# Start of PROVIDED ENTRIES

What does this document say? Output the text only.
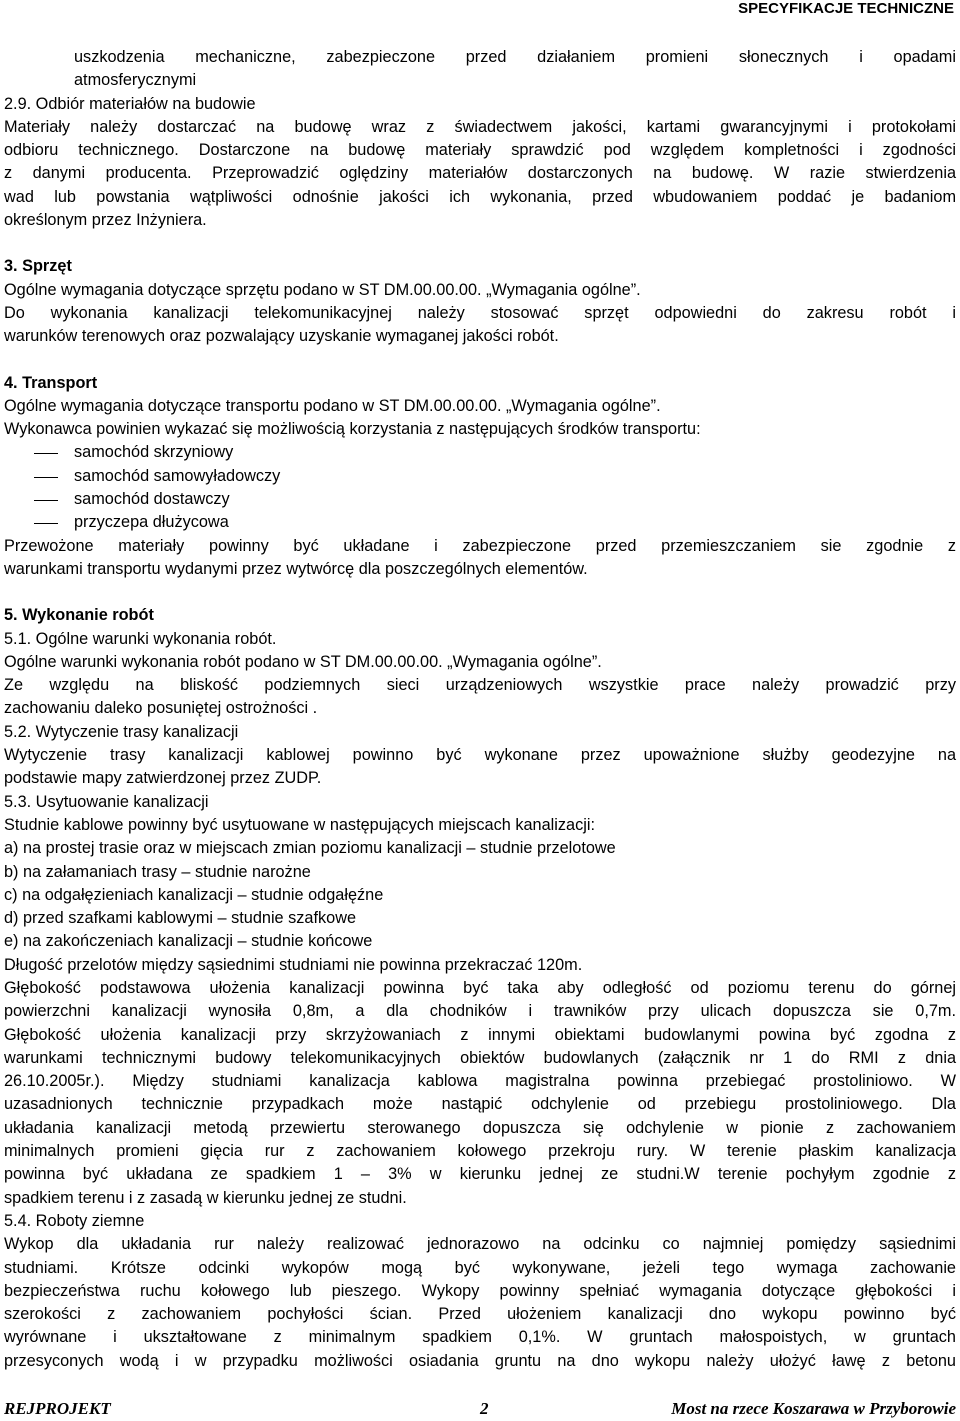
SPECYFIKACJE TECHNICZNE
uszkodzenia mechaniczne, zabezpieczone przed działaniem promieni słonecznych i opadami
atmosferycznymi
2.9. Odbiór materiałów na budowie
Materiały należy dostarczać na budowę wraz z świadectwem jakości, kartami gwarancyjnymi i protokołami
odbioru technicznego. Dostarczone na budowę materiały sprawdzić pod względem kompletności i zgodności
z danymi producenta. Przeprowadzić oględziny materiałów dostarczonych na budowę. W razie stwierdzenia
wad lub powstania wątpliwości odnośnie jakości ich wykonania, przed wbudowaniem poddać je badaniom
określonym przez Inżyniera.
3. Sprzęt
Ogólne wymagania dotyczące sprzętu podano w ST DM.00.00.00. „Wymagania ogólne”.
Do wykonania kanalizacji telekomunikacyjnej należy stosować sprzęt odpowiedni do zakresu robót i
warunków terenowych oraz pozwalający uzyskanie wymaganej jakości robót.
4. Transport
Ogólne wymagania dotyczące transportu podano w ST DM.00.00.00. „Wymagania ogólne”.
Wykonawca powinien wykazać się możliwością korzystania z następujących środków transportu:
samochód skrzyniowy
samochód samowyładowczy
samochód dostawczy
przyczepa dłużycowa
Przewożone materiały powinny być układane i zabezpieczone przed przemieszczaniem sie zgodnie z
warunkami transportu wydanymi przez wytwórcę dla poszczególnych elementów.
5. Wykonanie robót
5.1. Ogólne warunki wykonania robót.
Ogólne warunki wykonania robót podano w ST DM.00.00.00. „Wymagania ogólne”.
Ze względu na bliskość podziemnych sieci urządzeniowych wszystkie prace należy prowadzić przy
zachowaniu daleko posuniętej ostrożności .
5.2. Wytyczenie trasy kanalizacji
Wytyczenie trasy kanalizacji kablowej powinno być wykonane przez upoważnione służby geodezyjne na
podstawie mapy zatwierdzonej przez ZUDP.
5.3. Usytuowanie kanalizacji
Studnie kablowe powinny być usytuowane w następujących miejscach kanalizacji:
a) na prostej trasie oraz w miejscach zmian poziomu kanalizacji – studnie przelotowe
b) na załamaniach trasy – studnie narożne
c) na odgałęzieniach kanalizacji – studnie odgałęźne
d) przed szafkami kablowymi – studnie szafkowe
e) na zakończeniach kanalizacji – studnie końcowe
Długość przelotów między sąsiednimi studniami nie powinna przekraczać 120m.
Głębokość podstawowa ułożenia kanalizacji powinna być taka aby odległość od poziomu terenu do górnej
powierzchni kanalizacji wynosiła 0,8m, a dla chodników i trawników przy ulicach dopuszcza sie 0,7m.
Głębokość ułożenia kanalizacji przy skrzyżowaniach z innymi obiektami budowlanymi powina być zgodna z
warunkami technicznymi budowy telekomunikacyjnych obiektów budowlanych (załącznik nr 1 do RMI z dnia
26.10.2005r.). Między studniami kanalizacja kablowa magistralna powinna przebiegać prostoliniowo. W
uzasadnionych technicznie przypadkach może nastąpić odchylenie od przebiegu prostoliniowego. Dla
układania kanalizacji metodą przewiertu sterowanego dopuszcza się odchylenie w pionie z zachowaniem
minimalnych promieni gięcia rur z zachowaniem kołowego przekroju rury. W terenie płaskim kanalizacja
powinna być układana ze spadkiem 1 – 3% w kierunku jednej ze studni.W terenie pochyłym zgodnie z
spadkiem terenu i z zasadą w kierunku jednej ze studni.
5.4. Roboty ziemne
Wykop dla układania rur należy realizować jednorazowo na odcinku co najmniej pomiędzy sąsiednimi
studniami. Krótsze odcinki wykopów mogą być wykonywane, jeżeli tego wymaga zachowanie
bezpieczeństwa ruchu kołowego lub pieszego. Wykopy powinny spełniać wymagania dotyczące głębokości i
szerokości z zachowaniem pochyłości ścian. Przed ułożeniem kanalizacji dno wykopu powinno być
wyrównane i ukształtowane z minimalnym spadkiem 0,1%. W gruntach małospoistych, w gruntach
przesyconych wodą i w przypadku możliwości osiadania gruntu na dno wykopu należy ułożyć ławę z betonu
REJPROJEKT	2	Most na rzece Koszarawa w Przyborowie
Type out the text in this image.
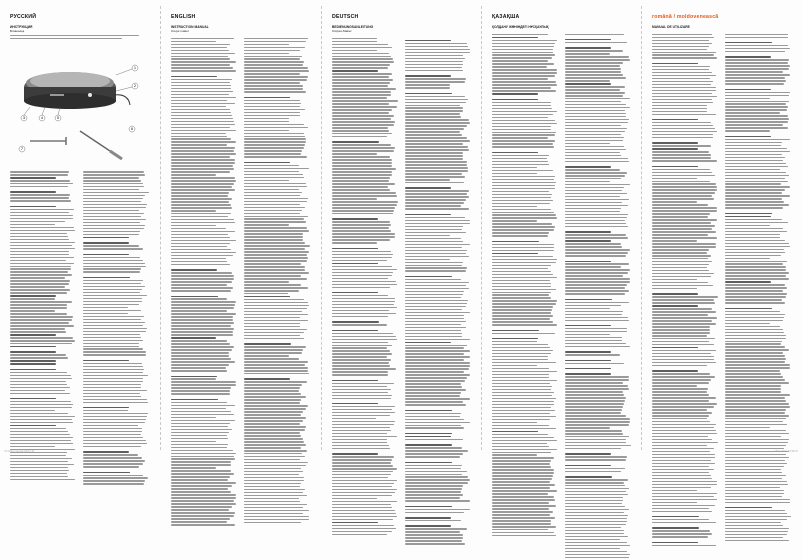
РУССКИЙ
ИНСТРУКЦИЯ
Блинница
1
2
3	4	5
6
7
VT-2222 manual.indd 2-11
ENGLISH
INSTRUCTION MANUAL
Crepe maker
DEUTSCH
BEDIENUNGSANLEITUNG
Crêpes-Maker
ҚАЗАҚША
ҚОЛДАНУ ЖӨНІНДЕГІ НҰСҚАУЛЫҚ
română / moldovenească
MANUAL DE UTILIZARE
18.11.2021 15:38:47
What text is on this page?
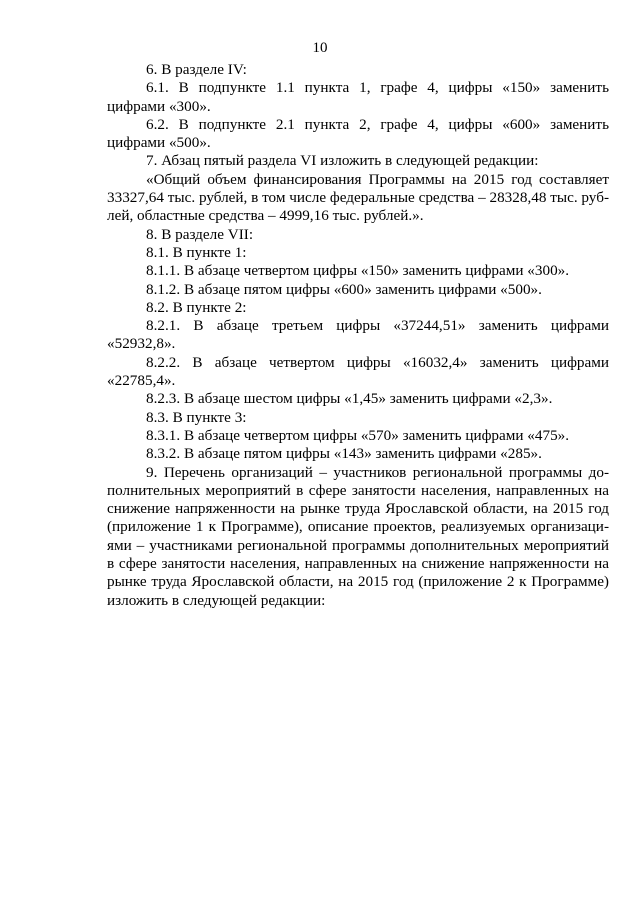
10

6. В разделе IV:

6.1. В подпункте 1.1 пункта 1, графе 4, цифры «150» заменить цифрами «300».

6.2. В подпункте 2.1 пункта 2, графе 4, цифры «600» заменить цифрами «500».

7. Абзац пятый раздела VI изложить в следующей редакции:

«Общий объем финансирования Программы на 2015 год составляет 33327,64 тыс. рублей, в том числе федеральные средства – 28328,48 тыс. рублей, областные средства – 4999,16 тыс. рублей.».

8. В разделе VII:

8.1. В пункте 1:

8.1.1. В абзаце четвертом цифры «150» заменить цифрами «300».

8.1.2. В абзаце пятом цифры «600» заменить цифрами «500».

8.2. В пункте 2:

8.2.1. В абзаце третьем цифры «37244,51» заменить цифрами «52932,8».

8.2.2. В абзаце четвертом цифры «16032,4» заменить цифрами «22785,4».

8.2.3. В абзаце шестом цифры «1,45» заменить цифрами «2,3».

8.3. В пункте 3:

8.3.1. В абзаце четвертом цифры «570» заменить цифрами «475».

8.3.2. В абзаце пятом цифры «143» заменить цифрами «285».

9. Перечень организаций – участников региональной программы дополнительных мероприятий в сфере занятости населения, направленных на снижение напряженности на рынке труда Ярославской области, на 2015 год (приложение 1 к Программе), описание проектов, реализуемых организациями – участниками региональной программы дополнительных мероприятий в сфере занятости населения, направленных на снижение напряженности на рынке труда Ярославской области, на 2015 год (приложение 2 к Программе) изложить в следующей редакции:
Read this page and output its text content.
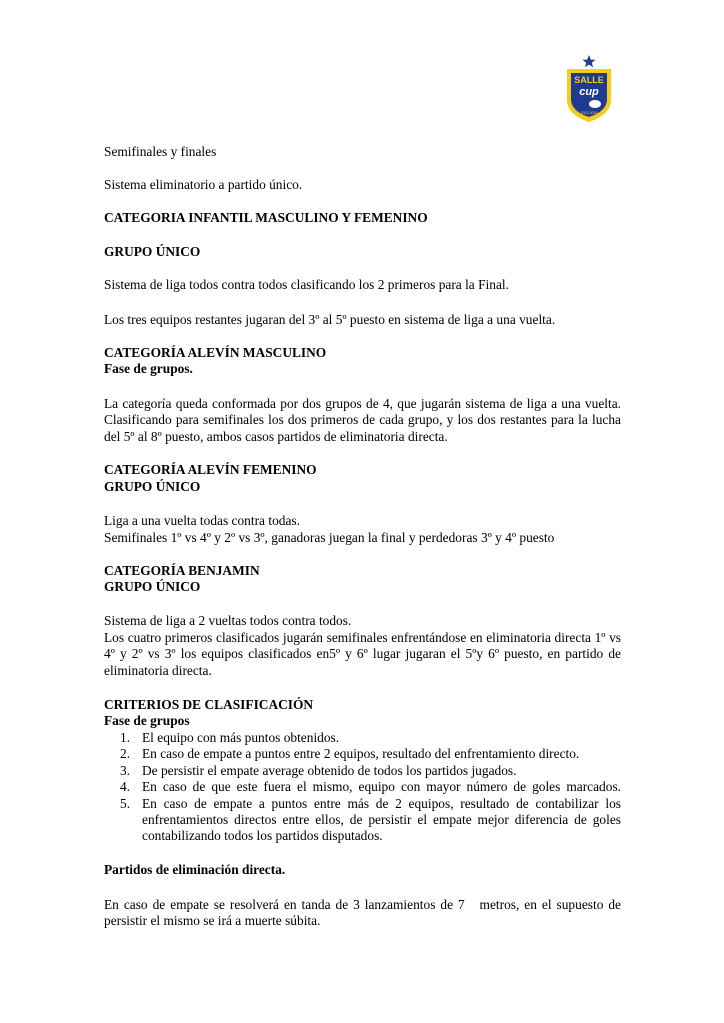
SALLE
cup
2023-2024

Semifinales y finales

Sistema eliminatorio a partido único.

CATEGORIA INFANTIL MASCULINO Y FEMENINO

GRUPO ÚNICO

Sistema de liga todos contra todos clasificando los 2 primeros para la Final.

Los tres equipos restantes jugaran del 3º al 5º puesto en sistema de liga a una vuelta.

CATEGORÍA ALEVÍN MASCULINO

Fase de grupos.

La categoría queda conformada por dos grupos de 4, que jugarán sistema de liga a una vuelta. Clasificando para semifinales los dos primeros de cada grupo, y los dos restantes para la lucha del 5º al 8º puesto, ambos casos partidos de eliminatoria directa.

CATEGORÍA ALEVÍN FEMENINO

GRUPO ÚNICO

Liga a una vuelta todas contra todas.

Semifinales 1º vs 4º y 2º vs 3º, ganadoras juegan la final y perdedoras 3º y 4º puesto

CATEGORÍA BENJAMIN

GRUPO ÚNICO

Sistema de liga a 2 vueltas todos contra todos.

Los cuatro primeros clasificados jugarán semifinales enfrentándose en eliminatoria directa 1º vs 4º y 2º vs 3º los equipos clasificados en5º y 6º lugar jugaran el 5ºy 6º puesto, en partido de eliminatoria directa.

CRITERIOS DE CLASIFICACIÓN

Fase de grupos

1. El equipo con más puntos obtenidos.
2. En caso de empate a puntos entre 2 equipos, resultado del enfrentamiento directo.
3. De persistir el empate average obtenido de todos los partidos jugados.
4. En caso de que este fuera el mismo, equipo con mayor número de goles marcados.
5. En caso de empate a puntos entre más de 2 equipos, resultado de contabilizar los enfrentamientos directos entre ellos, de persistir el empate mejor diferencia de goles contabilizando todos los partidos disputados.

Partidos de eliminación directa.

En caso de empate se resolverá en tanda de 3 lanzamientos de 7   metros, en el supuesto de persistir el mismo se irá a muerte súbita.
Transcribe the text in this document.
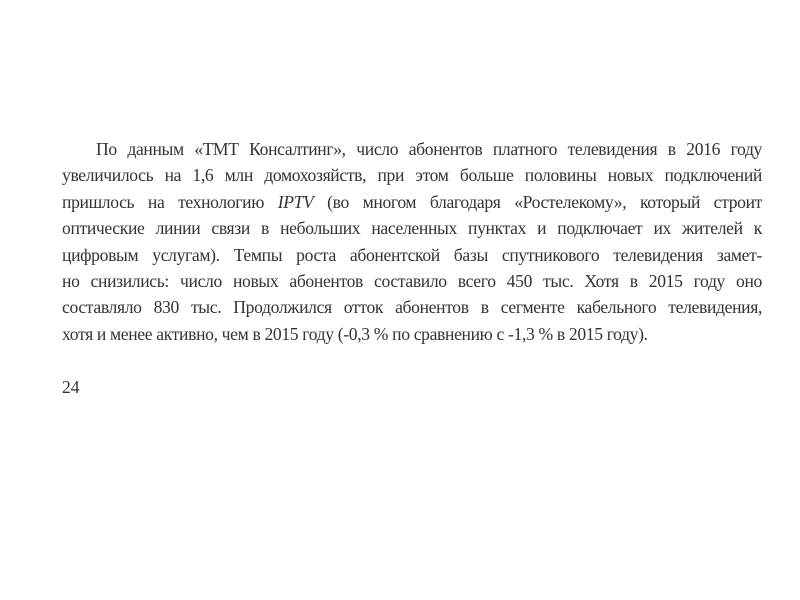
По данным «ТМТ Консалтинг», число абонентов платного телевидения в 2016 году
увеличилось на 1,6 млн домохозяйств, при этом больше половины новых подключений
пришлось на технологию IPTV (во многом благодаря «Ростелекому», который строит
оптические линии связи в небольших населенных пунктах и подключает их жителей к
цифровым услугам). Темпы роста абонентской базы спутникового телевидения замет-
но снизились: число новых абонентов составило всего 450 тыс. Хотя в 2015 году оно
составляло 830 тыс. Продолжился отток абонентов в сегменте кабельного телевидения,
хотя и менее активно, чем в 2015 году (-0,3 % по сравнению с -1,3 % в 2015 году).
24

# End of PROVIDED ENTRIES

* EXERCISE INSTRUCTIONS *
Extract, word for word, every line from the one holding "Transcribe the text in this document." through the closing line of the data above. Do not include any pictures.

* WRITTEN ANSWER *
Transcribe the text in this document.
По данным «ТМТ Консалтинг», число абонентов платного телевидения в 2016 году
увеличилось на 1,6 млн домохозяйств, при этом больше половины новых подключений
пришлось на технологию IPTV (во многом благодаря «Ростелекому», который строит
оптические линии связи в небольших населенных пунктах и подключает их жителей к
цифровым услугам). Темпы роста абонентской базы спутникового телевидения замет-
но снизились: число новых абонентов составило всего 450 тыс. Хотя в 2015 году оно
составляло 830 тыс. Продолжился отток абонентов в сегменте кабельного телевидения,
хотя и менее активно, чем в 2015 году (-0,3 % по сравнению с -1,3 % в 2015 году).
24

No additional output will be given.